__SUPPLIED MATERIAL__.
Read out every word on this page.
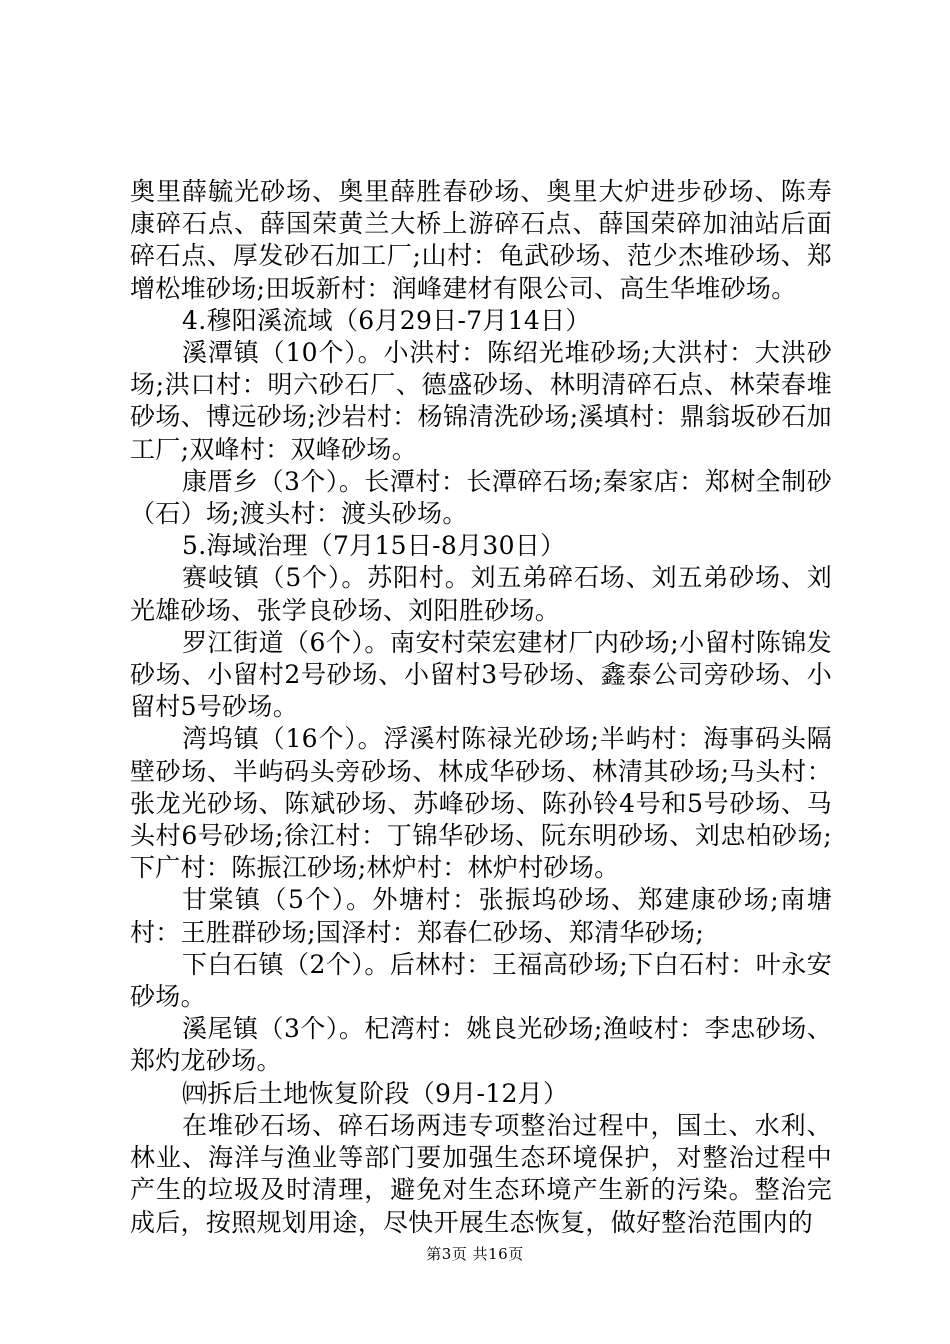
奥里薛毓光砂场、奥里薛胜春砂场、奥里大炉进步砂场、陈寿康碎石点、薛国荣黄兰大桥上游碎石点、薛国荣碎加油站后面碎石点、厚发砂石加工厂;山村：龟武砂场、范少杰堆砂场、郑增松堆砂场;田坂新村：润峰建材有限公司、高生华堆砂场。

4.穆阳溪流域（6月29日-7月14日）

溪潭镇（10个）。小洪村：陈绍光堆砂场;大洪村：大洪砂场;洪口村：明六砂石厂、德盛砂场、林明清碎石点、林荣春堆砂场、博远砂场;沙岩村：杨锦清洗砂场;溪填村：鼎翁坂砂石加工厂;双峰村：双峰砂场。

康厝乡（3个）。长潭村：长潭碎石场;秦家店：郑树全制砂（石）场;渡头村：渡头砂场。

5.海域治理（7月15日-8月30日）

赛岐镇（5个）。苏阳村。刘五弟碎石场、刘五弟砂场、刘光雄砂场、张学良砂场、刘阳胜砂场。

罗江街道（6个）。南安村荣宏建材厂内砂场;小留村陈锦发砂场、小留村2号砂场、小留村3号砂场、鑫泰公司旁砂场、小留村5号砂场。

湾坞镇（16个）。浮溪村陈禄光砂场;半屿村：海事码头隔壁砂场、半屿码头旁砂场、林成华砂场、林清其砂场;马头村：张龙光砂场、陈斌砂场、苏峰砂场、陈孙铃4号和5号砂场、马头村6号砂场;徐江村：丁锦华砂场、阮东明砂场、刘忠柏砂场;下广村：陈振江砂场;林炉村：林炉村砂场。

甘棠镇（5个）。外塘村：张振坞砂场、郑建康砂场;南塘村：王胜群砂场;国泽村：郑春仁砂场、郑清华砂场;

下白石镇（2个）。后林村：王福高砂场;下白石村：叶永安砂场。

溪尾镇（3个）。杞湾村：姚良光砂场;渔岐村：李忠砂场、郑灼龙砂场。

㈣拆后土地恢复阶段（9月-12月）

在堆砂石场、碎石场两违专项整治过程中，国土、水利、林业、海洋与渔业等部门要加强生态环境保护，对整治过程中产生的垃圾及时清理，避免对生态环境产生新的污染。整治完成后，按照规划用途，尽快开展生态恢复，做好整治范围内的

第3页 共16页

__YOUR TASK__.
Repeat the data in full and exactly. Omit pictures.

__SOLUTION FOR THIS PROBLEM__.
Read out every word on this page.
奥里薛毓光砂场、奥里薛胜春砂场、奥里大炉进步砂场、陈寿康碎石点、薛国荣黄兰大桥上游碎石点、薛国荣碎加油站后面碎石点、厚发砂石加工厂;山村：龟武砂场、范少杰堆砂场、郑增松堆砂场;田坂新村：润峰建材有限公司、高生华堆砂场。

4.穆阳溪流域（6月29日-7月14日）

溪潭镇（10个）。小洪村：陈绍光堆砂场;大洪村：大洪砂场;洪口村：明六砂石厂、德盛砂场、林明清碎石点、林荣春堆砂场、博远砂场;沙岩村：杨锦清洗砂场;溪填村：鼎翁坂砂石加工厂;双峰村：双峰砂场。

康厝乡（3个）。长潭村：长潭碎石场;秦家店：郑树全制砂（石）场;渡头村：渡头砂场。

5.海域治理（7月15日-8月30日）

赛岐镇（5个）。苏阳村。刘五弟碎石场、刘五弟砂场、刘光雄砂场、张学良砂场、刘阳胜砂场。

罗江街道（6个）。南安村荣宏建材厂内砂场;小留村陈锦发砂场、小留村2号砂场、小留村3号砂场、鑫泰公司旁砂场、小留村5号砂场。

湾坞镇（16个）。浮溪村陈禄光砂场;半屿村：海事码头隔壁砂场、半屿码头旁砂场、林成华砂场、林清其砂场;马头村：张龙光砂场、陈斌砂场、苏峰砂场、陈孙铃4号和5号砂场、马头村6号砂场;徐江村：丁锦华砂场、阮东明砂场、刘忠柏砂场;下广村：陈振江砂场;林炉村：林炉村砂场。

甘棠镇（5个）。外塘村：张振坞砂场、郑建康砂场;南塘村：王胜群砂场;国泽村：郑春仁砂场、郑清华砂场;

下白石镇（2个）。后林村：王福高砂场;下白石村：叶永安砂场。

溪尾镇（3个）。杞湾村：姚良光砂场;渔岐村：李忠砂场、郑灼龙砂场。

㈣拆后土地恢复阶段（9月-12月）

在堆砂石场、碎石场两违专项整治过程中，国土、水利、林业、海洋与渔业等部门要加强生态环境保护，对整治过程中产生的垃圾及时清理，避免对生态环境产生新的污染。整治完成后，按照规划用途，尽快开展生态恢复，做好整治范围内的

第3页 共16页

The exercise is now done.